## Task prompt
Repeat everything in the Tanasi text below from "The Cherokee town" down to "(40MR62) in 1972.", with no changes to wording or punctuation.

## Text under study
Historic Cherokee village in Tennessee, USA

Tanasi (ᏔᎾᏏ; also rendered Tanase, Tenasi, Tenassee, Tunissee, Tennessee, and other such variations) was a historic Overhill settlements site in present-day Monroe County, Tennessee, in the southeastern United States. The village became the namesake for the state of Tennessee. It was abandoned by the Cherokee in the 19th century for a rising town whose chief was more powerful. Tanasi served as the de facto capital of the Overhill Cherokee from as early as 1721 until 1730, when the capital shifted to Great Tellico.

The Cherokee town of Chota developed immediately north of and later than Tanasi. The two sites were divided by an unnamed stream. By the 1740s, Chota had become the more prominent of the two towns, holding the townhouse where the community met, and chiefs would meet with colonial emissaries. Although Chota and Tanasi had distinct political, social, and demographic traits, research excavators in the late 1960s determined that the two towns are archaeologically indistinguishable. They were among the numerous Overhill Towns, as called by English colonists, who traveled over the Appalachian Mountains from the east to reach them. The two towns are grouped as a single listing on the National Register of Historic Places, although Tanasi was given its own site designation (40MR62) in 1972.

## Extracted data
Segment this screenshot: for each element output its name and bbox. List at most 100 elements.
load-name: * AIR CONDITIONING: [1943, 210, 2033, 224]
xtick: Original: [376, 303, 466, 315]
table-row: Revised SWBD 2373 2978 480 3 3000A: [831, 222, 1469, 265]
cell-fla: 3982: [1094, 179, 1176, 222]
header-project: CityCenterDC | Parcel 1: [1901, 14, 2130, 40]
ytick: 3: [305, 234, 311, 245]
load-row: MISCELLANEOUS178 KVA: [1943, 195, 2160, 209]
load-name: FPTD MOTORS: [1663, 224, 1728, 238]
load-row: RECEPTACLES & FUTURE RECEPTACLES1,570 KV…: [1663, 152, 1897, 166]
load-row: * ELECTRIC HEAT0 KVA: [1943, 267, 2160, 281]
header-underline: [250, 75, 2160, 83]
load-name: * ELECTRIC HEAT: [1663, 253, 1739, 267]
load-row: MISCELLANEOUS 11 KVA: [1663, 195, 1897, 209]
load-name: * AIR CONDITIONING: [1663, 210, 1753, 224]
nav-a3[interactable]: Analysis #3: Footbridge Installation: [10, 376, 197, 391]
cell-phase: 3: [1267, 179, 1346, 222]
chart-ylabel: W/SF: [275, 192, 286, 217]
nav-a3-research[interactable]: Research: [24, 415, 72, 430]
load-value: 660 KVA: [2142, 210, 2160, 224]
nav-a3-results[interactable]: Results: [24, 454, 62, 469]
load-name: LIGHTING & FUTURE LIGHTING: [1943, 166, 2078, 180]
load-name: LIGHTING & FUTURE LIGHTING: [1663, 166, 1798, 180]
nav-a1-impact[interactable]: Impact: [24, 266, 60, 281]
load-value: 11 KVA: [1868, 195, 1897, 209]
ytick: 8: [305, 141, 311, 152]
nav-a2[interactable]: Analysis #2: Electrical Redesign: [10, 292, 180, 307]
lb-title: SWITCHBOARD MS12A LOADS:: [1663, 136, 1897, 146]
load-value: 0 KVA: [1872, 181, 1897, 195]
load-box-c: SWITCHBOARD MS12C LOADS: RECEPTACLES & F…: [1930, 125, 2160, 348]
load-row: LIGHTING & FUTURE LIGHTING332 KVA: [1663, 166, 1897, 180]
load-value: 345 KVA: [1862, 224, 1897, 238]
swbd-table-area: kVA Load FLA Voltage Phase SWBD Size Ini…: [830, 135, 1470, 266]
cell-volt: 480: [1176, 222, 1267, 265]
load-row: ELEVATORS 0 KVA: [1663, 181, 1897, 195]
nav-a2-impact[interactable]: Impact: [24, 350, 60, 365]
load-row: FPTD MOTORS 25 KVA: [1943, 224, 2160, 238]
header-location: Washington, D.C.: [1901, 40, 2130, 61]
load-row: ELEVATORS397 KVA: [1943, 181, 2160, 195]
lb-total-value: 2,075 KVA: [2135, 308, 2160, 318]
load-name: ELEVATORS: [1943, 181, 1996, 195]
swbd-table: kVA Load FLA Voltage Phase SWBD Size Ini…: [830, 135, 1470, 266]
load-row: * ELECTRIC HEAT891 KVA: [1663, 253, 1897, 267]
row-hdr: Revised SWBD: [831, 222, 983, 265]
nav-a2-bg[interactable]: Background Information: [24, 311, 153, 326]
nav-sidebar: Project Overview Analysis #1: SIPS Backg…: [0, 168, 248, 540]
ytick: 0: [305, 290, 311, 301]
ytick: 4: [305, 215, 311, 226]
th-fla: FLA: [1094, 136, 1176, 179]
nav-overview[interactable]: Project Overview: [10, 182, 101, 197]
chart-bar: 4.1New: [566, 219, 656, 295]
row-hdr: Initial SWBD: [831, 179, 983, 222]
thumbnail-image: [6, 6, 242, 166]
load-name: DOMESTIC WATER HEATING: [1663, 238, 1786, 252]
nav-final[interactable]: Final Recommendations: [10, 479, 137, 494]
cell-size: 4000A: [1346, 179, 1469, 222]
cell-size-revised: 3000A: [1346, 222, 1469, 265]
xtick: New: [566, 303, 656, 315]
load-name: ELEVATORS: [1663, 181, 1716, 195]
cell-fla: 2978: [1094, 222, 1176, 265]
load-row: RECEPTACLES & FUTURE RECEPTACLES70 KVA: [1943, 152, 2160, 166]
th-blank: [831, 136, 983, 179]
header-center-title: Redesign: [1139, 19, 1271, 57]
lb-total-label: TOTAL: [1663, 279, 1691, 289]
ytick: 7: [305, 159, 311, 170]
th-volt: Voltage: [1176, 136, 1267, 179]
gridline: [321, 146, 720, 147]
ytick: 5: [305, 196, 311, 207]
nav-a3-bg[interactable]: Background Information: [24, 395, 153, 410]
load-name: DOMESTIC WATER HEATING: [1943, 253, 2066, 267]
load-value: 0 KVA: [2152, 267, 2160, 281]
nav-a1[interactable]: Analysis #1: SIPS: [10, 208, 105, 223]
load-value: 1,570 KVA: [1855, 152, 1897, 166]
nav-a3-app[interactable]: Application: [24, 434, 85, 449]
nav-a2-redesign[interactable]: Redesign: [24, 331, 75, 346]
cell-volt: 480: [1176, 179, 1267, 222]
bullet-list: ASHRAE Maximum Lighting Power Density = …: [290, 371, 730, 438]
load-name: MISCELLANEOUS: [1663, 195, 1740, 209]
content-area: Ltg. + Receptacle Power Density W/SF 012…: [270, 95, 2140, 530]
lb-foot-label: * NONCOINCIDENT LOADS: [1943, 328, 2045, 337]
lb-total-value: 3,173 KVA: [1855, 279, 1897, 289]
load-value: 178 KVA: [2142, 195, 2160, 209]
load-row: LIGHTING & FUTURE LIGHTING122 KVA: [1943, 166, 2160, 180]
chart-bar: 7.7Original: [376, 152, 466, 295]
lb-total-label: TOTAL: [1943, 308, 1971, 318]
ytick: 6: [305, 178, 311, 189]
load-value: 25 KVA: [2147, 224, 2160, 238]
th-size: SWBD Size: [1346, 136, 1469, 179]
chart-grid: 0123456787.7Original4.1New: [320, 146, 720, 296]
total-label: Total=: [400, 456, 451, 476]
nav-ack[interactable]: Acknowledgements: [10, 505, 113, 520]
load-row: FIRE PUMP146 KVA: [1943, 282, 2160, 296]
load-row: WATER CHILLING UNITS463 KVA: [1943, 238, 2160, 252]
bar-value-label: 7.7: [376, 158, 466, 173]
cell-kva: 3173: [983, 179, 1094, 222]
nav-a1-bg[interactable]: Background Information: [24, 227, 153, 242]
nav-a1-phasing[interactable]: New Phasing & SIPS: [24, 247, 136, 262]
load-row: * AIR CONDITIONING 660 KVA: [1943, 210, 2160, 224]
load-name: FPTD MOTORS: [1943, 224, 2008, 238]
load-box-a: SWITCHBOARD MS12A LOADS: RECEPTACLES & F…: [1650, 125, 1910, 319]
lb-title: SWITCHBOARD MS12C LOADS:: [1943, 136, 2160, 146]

## Expected answer
The Cherokee town of Chota developed immediately north of and later than Tanasi. The two sites were divided by an unnamed stream. By the 1740s, Chota had become the more prominent of the two towns, holding the townhouse where the community met, and chiefs would meet with colonial emissaries. Although Chota and Tanasi had distinct political, social, and demographic traits, research excavators in the late 1960s determined that the two towns are archaeologically indistinguishable. They were among the numerous Overhill Towns, as called by English colonists, who traveled over the Appalachian Mountains from the east to reach them. The two towns are grouped as a single listing on the National Register of Historic Places, although Tanasi was given its own site designation (40MR62) in 1972.